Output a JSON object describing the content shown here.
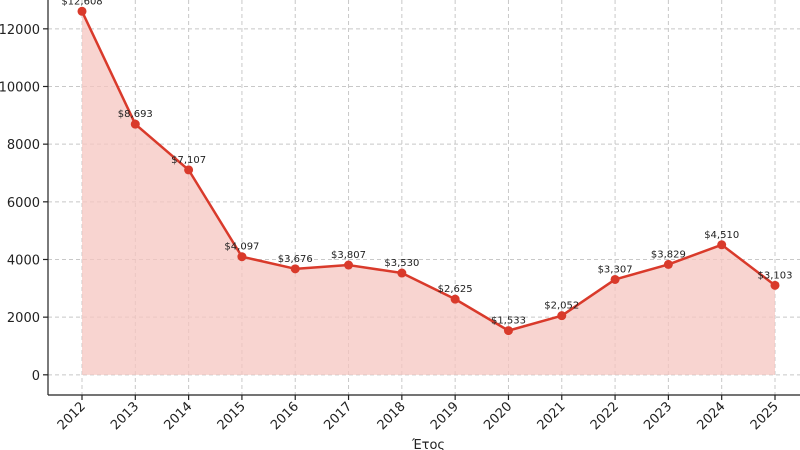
{
  "chart_data": {
    "type": "area",
    "x": [
      "2012",
      "2013",
      "2014",
      "2015",
      "2016",
      "2017",
      "2018",
      "2019",
      "2020",
      "2021",
      "2022",
      "2023",
      "2024",
      "2025"
    ],
    "series": [
      {
        "values": [
          12608,
          8693,
          7107,
          4097,
          3676,
          3807,
          3530,
          2625,
          1533,
          2052,
          3307,
          3829,
          4510,
          3103
        ],
        "labels": [
          "$12,608",
          "$8,693",
          "$7,107",
          "$4,097",
          "$3,676",
          "$3,807",
          "$3,530",
          "$2,625",
          "$1,533",
          "$2,052",
          "$3,307",
          "$3,829",
          "$4,510",
          "$3,103"
        ]
      }
    ],
    "yticks": [
      0,
      2000,
      4000,
      6000,
      8000,
      10000,
      12000
    ],
    "ytick_labels": [
      "0",
      "2000",
      "4000",
      "6000",
      "8000",
      "10000",
      "12000"
    ],
    "xlabel": "Έτος",
    "ylabel": "",
    "ylim": [
      -700,
      13000
    ],
    "grid": true,
    "colors": {
      "line": "#d93a2b",
      "fill": "#f6c6c0",
      "marker": "#d93a2b"
    }
  }
}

○ ○ ○ ○ ○ ○ ○

Omit the pictures, then quote the rest of the material above exactly.

◆ ANSWER TO THIS PROBLEM:
Output a JSON object describing the content shown here.
{
  "chart_data": {
    "type": "area",
    "x": [
      "2012",
      "2013",
      "2014",
      "2015",
      "2016",
      "2017",
      "2018",
      "2019",
      "2020",
      "2021",
      "2022",
      "2023",
      "2024",
      "2025"
    ],
    "series": [
      {
        "values": [
          12608,
          8693,
          7107,
          4097,
          3676,
          3807,
          3530,
          2625,
          1533,
          2052,
          3307,
          3829,
          4510,
          3103
        ],
        "labels": [
          "$12,608",
          "$8,693",
          "$7,107",
          "$4,097",
          "$3,676",
          "$3,807",
          "$3,530",
          "$2,625",
          "$1,533",
          "$2,052",
          "$3,307",
          "$3,829",
          "$4,510",
          "$3,103"
        ]
      }
    ],
    "yticks": [
      0,
      2000,
      4000,
      6000,
      8000,
      10000,
      12000
    ],
    "ytick_labels": [
      "0",
      "2000",
      "4000",
      "6000",
      "8000",
      "10000",
      "12000"
    ],
    "xlabel": "Έτος",
    "ylabel": "",
    "ylim": [
      -700,
      13000
    ],
    "grid": true,
    "colors": {
      "line": "#d93a2b",
      "fill": "#f6c6c0",
      "marker": "#d93a2b"
    }
  }
}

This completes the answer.